Records excerpted from a collection:
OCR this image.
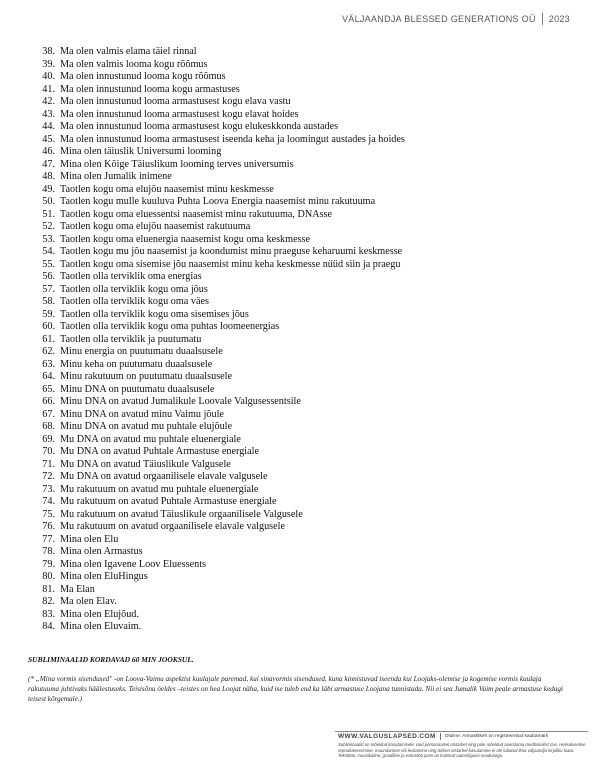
VÄLJAANDJA BLESSED GENERATIONS OÜ 2023
38. Ma olen valmis elama täiel rinnal
39. Ma olen valmis looma kogu rõõmus
40. Ma olen innustunud looma kogu rõõmus
41. Ma olen innustunud looma kogu armastuses
42. Ma olen innustunud looma armastusest kogu elava vastu
43. Ma olen innustunud looma armastusest kogu elavat hoides
44. Ma olen innustunud looma armastusest kogu elukeskkonda austades
45. Ma olen innustunud looma armastusest iseenda keha ja loomingut austades ja hoides
46. Mina olen täiuslik Universumi looming
47. Mina olen Kõige Täiuslikum looming terves universumis
48. Mina olen Jumalik inimene
49. Taotlen kogu oma elujõu naasemist minu keskmesse
50. Taotlen kogu mulle kuuluva Puhta Loova Energia naasemist minu rakutuuma
51. Taotlen kogu oma eluessentsi naasemist minu rakutuuma, DNAsse
52. Taotlen kogu oma elujõu naasemist rakutuuma
53. Taotlen kogu oma eluenergia naasemist kogu oma keskmesse
54. Taotlen kogu mu jõu naasemist ja koondumist minu praeguse keharuumi keskmesse
55. Taotlen kogu oma sisemise jõu naasemist minu keha keskmesse nüüd siin ja praegu
56. Taotlen olla terviklik oma energias
57. Taotlen olla terviklik kogu oma jõus
58. Taotlen olla terviklik kogu oma väes
59. Taotlen olla terviklik kogu oma sisemises jõus
60. Taotlen olla terviklik kogu oma puhtas loomeenergias
61. Taotlen olla terviklik ja puutumatu
62. Minu energia on puutumatu duaalsusele
63. Minu keha on puutumatu duaalsusele
64. Minu rakutuum on puutumatu duaalsusele
65. Minu DNA on puutumatu duaalsusele
66. Minu DNA on avatud Jumalikule Loovale Valgusessentsile
67. Minu DNA on avatud minu Vaimu jõule
68. Minu DNA on avatud mu puhtale elujõule
69. Mu DNA on avatud mu puhtale eluenergiale
70. Mu DNA on avatud Puhtale Armastuse energiale
71. Mu DNA on avatud Täiuslikule Valgusele
72. Mu DNA on avatud orgaanilisele elavale valgusele
73. Mu rakutuum on avatud mu puhtale eluenergiale
74. Mu rakutuum on avatud Puhtale Armastuse energiale
75. Mu rakutuum on avatud Täiuslikule orgaanilisele Valgusele
76. Mu rakutuum on avatud orgaanilisele elavale valgusele
77. Mina olen Elu
78. Mina olen Armastus
79. Mina olen Igavene Loov Eluessents
80. Mina olen EluHingus
81. Ma Elan
82. Ma olen Elav.
83. Mina olen Elujõud.
84. Mina olen Eluvaim.
SUBLIMINAALID KORDAVAD 60 MIN JOOKSUL.
(* „Mina vormis sisendused" -on Loova-Vaimu aspektist kuulajale paremad, kui sinavormis sisendused, kuna kinnistuvad iseenda kui Loojaks-olemise ja kogemise vormis kuulaja rakutuuma juhtivaks häälestuseks. Teisisõnu öeldes –teistes on hea Loojat näha, kuid ise tuleb end ka läbi armastuse Loojana tunnistada. Nii ei sea Jumalik Vaim peale armastuse kedagi teisest kõrgemale.)
WWW.VALGUSLAPSED.COM Oluline: Armastlikeh on registreeritud kaubamärk
Subliminaalid on mõeldud kasutamiseks vaid personaalsel otstarbel ning pole mõeldud asendama meditsiinilist ravi. Helisalvestise reprodutseerimine, muundamine või levitamine ning ärilisel otstarbel kasutamine ei ole lubatud ilma väljaandja kirjaliku loata. Tekstitöö, muusikaline, graafiline ja esitustöö jooni on kaitstud autoriõiguse seadusega.
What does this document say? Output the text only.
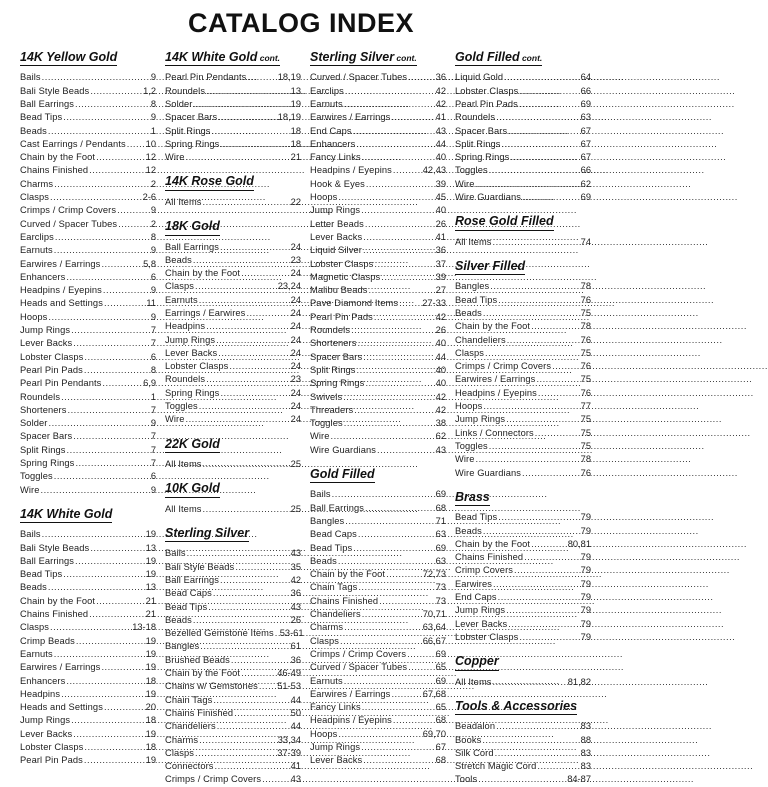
CATALOG INDEX
14K Yellow Gold
Bails .....	9
Bali Style Beads .....	1,2
Ball Earrings .....	8
Bead Tips .....	9
Beads .....	1
Cast Earrings / Pendants ..... 10
Chain by the Foot .....	12
Chains Finished .....	12
Charms .....	2
Clasps .....	2-6
Crimps / Crimp Covers .....	9
Curved / Spacer Tubes .....	2
Earclips .....	8
Earnuts .....	9
Earwires / Earrings .....	5,8
Enhancers .....	6
Headpins / Eyepins .....	9
Heads and Settings .....	11
Hoops .....	9
Jump Rings .....	7
Lever Backs .....	7
Lobster Clasps .....	6
Pearl Pin Pads .....	8
Pearl Pin Pendants .....	6,9
Roundels .....	1
Shorteners .....	7
Solder .....	9
Spacer Bars .....	7
Split Rings .....	7
Spring Rings .....	7
Toggles .....	6
Wire .....	9
14K White Gold
Bails .....	19
Bali Style Beads .....	13
Ball Earrings .....	19
Bead Tips .....	19
Beads .....	13
Chain by the Foot .....	21
Chains Finished .....	21
Clasps .....	13-18
Crimp Beads .....	19
Earnuts .....	19
Earwires / Earrings .....	19
Enhancers .....	18
Headpins .....	19
Heads and Settings .....	20
Jump Rings .....	18
Lever Backs .....	19
Lobster Clasps .....	18
Pearl Pin Pads .....	19
14K White Gold cont.
Pearl Pin Pendants .....	18,19
Roundels .....	13
Solder .....	19
Spacer Bars .....	18,19
Split Rings .....	18
Spring Rings .....	18
Wire .....	21
14K Rose Gold
All Items .....	22
18K Gold
Ball Earrings .....	24
Beads .....	23
Chain by the Foot .....	24
Clasps .....	23,24
Earnuts .....	24
Earrings / Earwires .....	24
Headpins .....	24
Jump Rings .....	24
Lever Backs .....	24
Lobster Clasps .....	24
Roundels .....	23
Spring Rings .....	24
Toggles .....	24
Wire .....	24
22K Gold
All Items .....	25
10K Gold
All Items .....	25
Sterling Silver
Bails .....	43
Bali Style Beads .....	35
Ball Earrings .....	42
Bead Caps .....	36
Bead Tips .....	43
Beads .....	26
Bezelled Gemstone Items ..... 53-61
Bangles .....	61
Brushed Beads .....	36
Chain by the Foot .....	46-49
Chains w/ Gemstones ..... 51-53
Chain Tags .....	44
Chains Finished .....	50
Chandeliers .....	44
Charms .....	33,34
Clasps .....	37-39
Connectors .....	41
Crimps / Crimp Covers .....	43
Sterling Silver cont.
Curved / Spacer Tubes .....	36
Earclips .....	42
Earnuts .....	42
Earwires / Earrings .....	41
End Caps .....	43
Enhancers .....	44
Fancy Links .....	40
Headpins / Eyepins .....	42,43
Hook & Eyes .....	39
Hoops .....	45
Jump Rings .....	40
Letter Beads .....	26
Lever Backs .....	41
Liquid Silver .....	36
Lobster Clasps .....	37
Magnetic Clasps .....	39
Malibu Beads .....	27
Pave Diamond Items .....	27-33
Pearl Pin Pads .....	42
Roundels .....	26
Shorteners .....	40
Spacer Bars .....	44
Split Rings .....	40
Spring Rings .....	40
Swivels .....	42
Threaders .....	42
Toggles .....	38
Wire .....	62
Wire Guardians .....	43
Gold Filled
Bails .....	69
Ball Earrings .....	68
Bangles .....	71
Bead Caps .....	63
Bead Tips .....	69
Beads .....	63
Chain by the Foot .....	72,73
Chain Tags .....	73
Chains Finished .....	73
Chandeliers .....	70,71
Charms .....	63,64
Clasps .....	66,67
Crimps / Crimp Covers .....	69
Curved / Spacer Tubes .....	65
Earnuts .....	69
Earwires / Earrings .....	67,68
Fancy Links .....	65
Headpins / Eyepins .....	68
Hoops .....	69,70
Jump Rings .....	67
Lever Backs .....	68
Gold Filled cont.
Liquid Gold .....	64
Lobster Clasps .....	66
Pearl Pin Pads .....	69
Roundels .....	63
Spacer Bars .....	67
Split Rings .....	67
Spring Rings .....	67
Toggles .....	66
Wire .....	62
Wire Guardians .....	69
Rose Gold Filled
All Items .....	74
Silver Filled
Bangles .....	78
Bead Tips .....	76
Beads .....	75
Chain by the Foot .....	78
Chandeliers .....	76
Clasps .....	75
Crimps / Crimp Covers .....	76
Earwires / Earrings .....	75
Headpins / Eyepins .....	76
Hoops .....	77
Jump Rings .....	75
Links / Connectors .....	75
Toggles .....	75
Wire .....	78
Wire Guardians .....	76
Brass
Bead Tips .....	79
Beads .....	79
Chain by the Foot .....	80,81
Chains Finished .....	79
Crimp Covers .....	79
Earwires .....	79
End Caps .....	79
Jump Rings .....	79
Lever Backs .....	79
Lobster Clasps .....	79
Copper
All Items .....	81,82
Tools & Accessories
Beadalon .....	83
Books .....	88
Silk Cord .....	83
Stretch Magic Cord .....	83
Tools .....	84-87
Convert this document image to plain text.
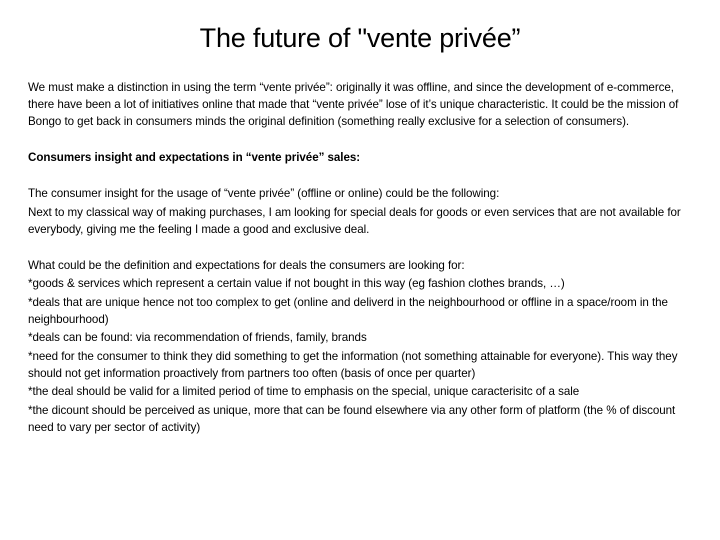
The future of "vente privée”

We must make a distinction in using the term “vente privée”: originally it was offline, and since the development of e-commerce, there have been a lot of initiatives online that made that “vente privée” lose of it’s unique characteristic. It could be the mission of Bongo to get back in consumers minds the original definition (something really exclusive for a selection of consumers).

Consumers insight and expectations in “vente privée” sales:

The consumer insight for the usage of “vente privée” (offline or online) could be the following:

Next to my classical way of making purchases, I am looking for special deals for goods or even services that are not available for everybody, giving me the feeling I made a good and exclusive deal.

What could be the definition and expectations for deals the consumers are looking for:

*goods & services which represent a certain value if not bought in this way (eg fashion clothes brands, …)

*deals that are unique hence not too complex to get (online and deliverd in the neighbourhood or offline in a space/room in the neighbourhood)

*deals can be found: via recommendation of friends, family, brands

*need for the consumer to think they did something to get the information (not something attainable for everyone). This way they should not get information proactively from partners too often (basis of once per quarter)

*the deal should be valid for a limited period of time to emphasis on the special, unique caracterisitc of a sale

*the dicount should be perceived as unique, more that can be found elsewhere via any other form of platform (the % of discount need to vary per sector of activity)
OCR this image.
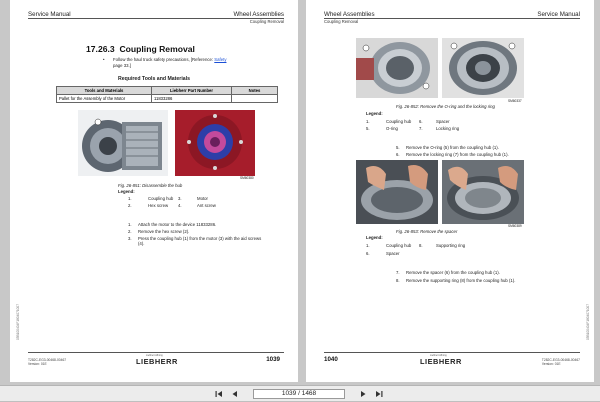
Service Manual	Wheel Assemblies
Coupling Removal
17.26.3 Coupling Removal
• Follow the haul truck safety precautions, [Reference: Safety
page 33.]
Required Tools and Materials
Tools and Materials	Liebherr Part Number	Notes
Pallet for the Assembly of the Motor	11833286	
SM60380
Fig. 26-851: Disassemble the hub
Legend:
1.	Coupling hub 3.	Motor
2.	Hex screw 4.	Ant screw
1. Attach the motor to the device 11833286.
2. Remove the hex screw (2).
3. Press the coupling hub (1) from the motor (3) with the aid screws
(4).
05B100404F1804071007
T282C-EG3-00468-00467
Version: 01E
Liebherr-Mining
LIEBHERR	1039
Wheel Assemblies	Service Manual
Coupling Removal
SM60337
Fig. 26-852: Remove the O-ring and the locking ring
Legend:
1.	Coupling hub 6.	Spacer
5.	O-ring	7.	Locking ring
5. Remove the O-ring (5) from the coupling hub (1).
6. Remove the locking ring (7) from the coupling hub (1).
SM60389
Fig. 26-853: Remove the spacer
Legend:
1.	Coupling hub 8.	Supporting ring
6.	Spacer
7. Remove the spacer (6) from the coupling hub (1).
8. Remove the supporting ring (8) from the coupling hub (1).
05B100404F1804071007
1040
Liebherr-Mining
LIEBHERR	T282C-EG3-00468-00467
Version: 01E
1039 / 1468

GIVEN EXERCISE: Copy out every line from the data above that has "Lobster" in it.

WRITTEN ANSWER:
Lobster Clasps .....	6
Lobster Clasps .....	18
Lobster Clasps .....	24
Lobster Clasps .....	37
Lobster Clasps .....	66
Lobster Clasps .....	79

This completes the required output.